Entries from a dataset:

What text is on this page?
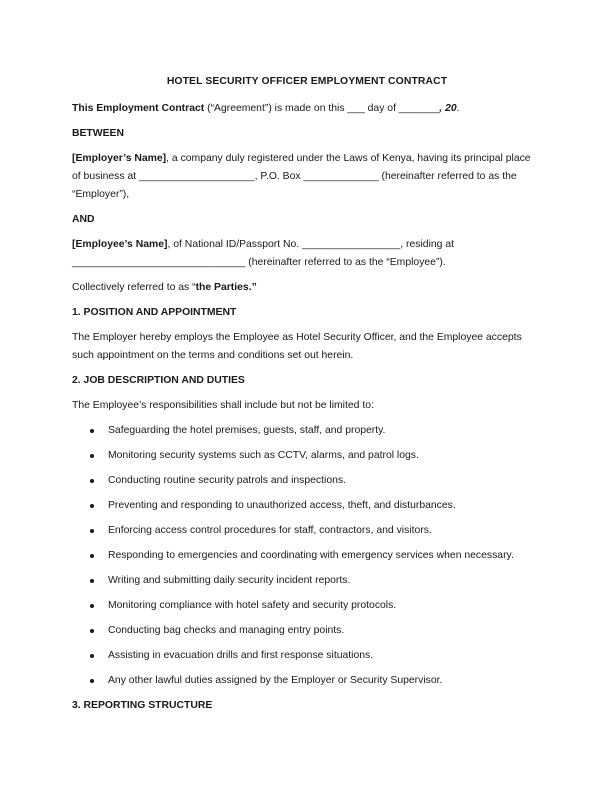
HOTEL SECURITY OFFICER EMPLOYMENT CONTRACT

This Employment Contract (“Agreement”) is made on this ___ day of _______, 20.

BETWEEN

[Employer’s Name], a company duly registered under the Laws of Kenya, having its principal place of business at ____________________, P.O. Box _____________ (hereinafter referred to as the “Employer”),

AND

[Employee’s Name], of National ID/Passport No. _________________, residing at ______________________________ (hereinafter referred to as the “Employee”).

Collectively referred to as “the Parties.”

1. POSITION AND APPOINTMENT

The Employer hereby employs the Employee as Hotel Security Officer, and the Employee accepts such appointment on the terms and conditions set out herein.

2. JOB DESCRIPTION AND DUTIES

The Employee’s responsibilities shall include but not be limited to:

Safeguarding the hotel premises, guests, staff, and property.
Monitoring security systems such as CCTV, alarms, and patrol logs.
Conducting routine security patrols and inspections.
Preventing and responding to unauthorized access, theft, and disturbances.
Enforcing access control procedures for staff, contractors, and visitors.
Responding to emergencies and coordinating with emergency services when necessary.
Writing and submitting daily security incident reports.
Monitoring compliance with hotel safety and security protocols.
Conducting bag checks and managing entry points.
Assisting in evacuation drills and first response situations.
Any other lawful duties assigned by the Employer or Security Supervisor.
3. REPORTING STRUCTURE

- _PROBLEM STATEMENT_
Set each line of the records down exactly, leaving every picture out.

- _OUTPUT FOR THIS EXERCISE_
What text is on this page?
HOTEL SECURITY OFFICER EMPLOYMENT CONTRACT

This Employment Contract (“Agreement”) is made on this ___ day of _______, 20.

BETWEEN

[Employer’s Name], a company duly registered under the Laws of Kenya, having its principal place of business at ____________________, P.O. Box _____________ (hereinafter referred to as the “Employer”),

AND

[Employee’s Name], of National ID/Passport No. _________________, residing at ______________________________ (hereinafter referred to as the “Employee”).

Collectively referred to as “the Parties.”

1. POSITION AND APPOINTMENT

The Employer hereby employs the Employee as Hotel Security Officer, and the Employee accepts such appointment on the terms and conditions set out herein.

2. JOB DESCRIPTION AND DUTIES

The Employee’s responsibilities shall include but not be limited to:

Safeguarding the hotel premises, guests, staff, and property.
Monitoring security systems such as CCTV, alarms, and patrol logs.
Conducting routine security patrols and inspections.
Preventing and responding to unauthorized access, theft, and disturbances.
Enforcing access control procedures for staff, contractors, and visitors.
Responding to emergencies and coordinating with emergency services when necessary.
Writing and submitting daily security incident reports.
Monitoring compliance with hotel safety and security protocols.
Conducting bag checks and managing entry points.
Assisting in evacuation drills and first response situations.
Any other lawful duties assigned by the Employer or Security Supervisor.
3. REPORTING STRUCTURE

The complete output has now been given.